#### To be done
1 – According to the book review, what is Seabed 2030 trying to do?
2 – Rewrite the stretch of the book review from "It turns out that" through "to the depths.", using "millionaire" in place of "billionaire".

#### Text section
• • • • • • •

Laura Trethewey charts the fascinating history and pursuit of mapping the ocean floor
Review by Mark Rowe
We know more about the surface of the Moon than we do about our own ocean’s floor. Plotting all of the seabed that has been charted onto a map of the world is like plonking a matchbox on your kitchen floor. Yet this is only half the story, as Laura Trethewey’s fascinating and engrossing book reveals. That matchbox, it turns out, has been assembled over centuries of extraordinary exploration from a combination of heroic ventures into the unknown, soothsaying, social history and, most recently, the egos of vastly wealthy, usually white, male entrepreneurs.
The Deepest Map charts the historical and contemporary pursuit of mapping the ocean floor and interjects key technological and political developments between chapters that chart the drama of the Five Deeps, an attempt by one man to dive solo to the deepest point of all five oceans, and of Seabed 2030, a long-term project to map the entire ocean floor by the end of this decade.
It turns out that there simply isn’t enough government money to pay for the seabed to be mapped, so scientists are obligated to make Faustian pacts with larger-than-life billionaire entrepreneurs. Trethewey skilfully captures this oddly symbiotic relationship. Rather than focus on the Alpha Male, the author is just as fascinated by those who, literally, get edited out of the photographs. These include a talented but modest young sleep-deprived mapper who realises belatedly that her job is essentially to ensure her employer’s achievements are copper-bottomed: to chart the seabed accurately enough to validate claims of making it to the depths.

• • • • • • •

#### Supplied data
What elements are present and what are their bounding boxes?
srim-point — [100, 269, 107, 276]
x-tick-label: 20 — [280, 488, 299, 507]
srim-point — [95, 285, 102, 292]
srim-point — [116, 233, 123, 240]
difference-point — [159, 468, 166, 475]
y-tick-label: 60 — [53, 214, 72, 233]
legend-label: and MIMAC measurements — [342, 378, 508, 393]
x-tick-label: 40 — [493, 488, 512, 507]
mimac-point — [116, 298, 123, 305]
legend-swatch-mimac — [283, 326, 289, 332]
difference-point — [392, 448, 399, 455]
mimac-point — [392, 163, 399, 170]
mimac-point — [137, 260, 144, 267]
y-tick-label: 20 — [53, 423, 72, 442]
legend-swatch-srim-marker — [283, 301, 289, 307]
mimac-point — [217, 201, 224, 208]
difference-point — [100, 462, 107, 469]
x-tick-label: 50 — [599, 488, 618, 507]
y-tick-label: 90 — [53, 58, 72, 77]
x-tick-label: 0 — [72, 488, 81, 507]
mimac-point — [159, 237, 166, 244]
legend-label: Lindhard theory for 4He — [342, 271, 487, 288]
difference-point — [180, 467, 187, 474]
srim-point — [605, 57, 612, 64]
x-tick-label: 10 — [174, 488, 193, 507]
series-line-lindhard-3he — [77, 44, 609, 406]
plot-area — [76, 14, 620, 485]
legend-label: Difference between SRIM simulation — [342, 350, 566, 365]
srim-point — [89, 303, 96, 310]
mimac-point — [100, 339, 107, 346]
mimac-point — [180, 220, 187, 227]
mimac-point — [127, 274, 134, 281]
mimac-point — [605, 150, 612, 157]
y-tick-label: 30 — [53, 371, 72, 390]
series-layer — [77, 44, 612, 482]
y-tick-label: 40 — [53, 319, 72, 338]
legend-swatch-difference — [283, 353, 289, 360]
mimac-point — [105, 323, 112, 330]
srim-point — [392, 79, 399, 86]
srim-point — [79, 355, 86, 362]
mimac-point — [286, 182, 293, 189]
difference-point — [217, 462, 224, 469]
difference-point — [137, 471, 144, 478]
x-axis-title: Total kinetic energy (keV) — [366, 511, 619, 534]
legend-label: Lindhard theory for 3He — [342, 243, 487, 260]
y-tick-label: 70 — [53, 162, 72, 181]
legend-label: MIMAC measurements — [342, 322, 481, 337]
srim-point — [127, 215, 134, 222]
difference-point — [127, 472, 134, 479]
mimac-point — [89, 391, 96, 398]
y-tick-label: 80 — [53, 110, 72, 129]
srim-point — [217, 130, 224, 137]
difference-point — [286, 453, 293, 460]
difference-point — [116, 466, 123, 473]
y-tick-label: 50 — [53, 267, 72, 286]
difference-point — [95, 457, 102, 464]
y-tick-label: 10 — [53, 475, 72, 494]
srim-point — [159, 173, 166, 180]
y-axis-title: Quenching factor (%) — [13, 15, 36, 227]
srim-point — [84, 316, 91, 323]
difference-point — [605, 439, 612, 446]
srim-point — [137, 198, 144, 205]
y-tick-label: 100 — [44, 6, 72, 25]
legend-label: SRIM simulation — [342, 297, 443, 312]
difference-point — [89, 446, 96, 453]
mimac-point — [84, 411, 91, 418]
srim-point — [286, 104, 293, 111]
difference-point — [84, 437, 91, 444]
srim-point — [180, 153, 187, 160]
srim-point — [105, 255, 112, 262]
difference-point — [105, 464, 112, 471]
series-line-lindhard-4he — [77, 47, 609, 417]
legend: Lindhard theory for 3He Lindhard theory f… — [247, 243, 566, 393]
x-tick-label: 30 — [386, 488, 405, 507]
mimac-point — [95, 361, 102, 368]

• • • • • • •

#### Replies
1 – It aims to map the entire ocean floor by the end of this decade.

2 –
It turns out that there simply isn’t enough government money to pay for the seabed to be mapped, so scientists are obligated to make Faustian pacts with larger-than-life millionaire entrepreneurs. Trethewey skilfully captures this oddly symbiotic relationship. Rather than focus on the Alpha Male, the author is just as fascinated by those who, literally, get edited out of the photographs. These include a talented but modest young sleep-deprived mapper who realises belatedly that her job is essentially to ensure her employer’s achievements are copper-bottomed: to chart the seabed accurately enough to validate claims of making it to the depths.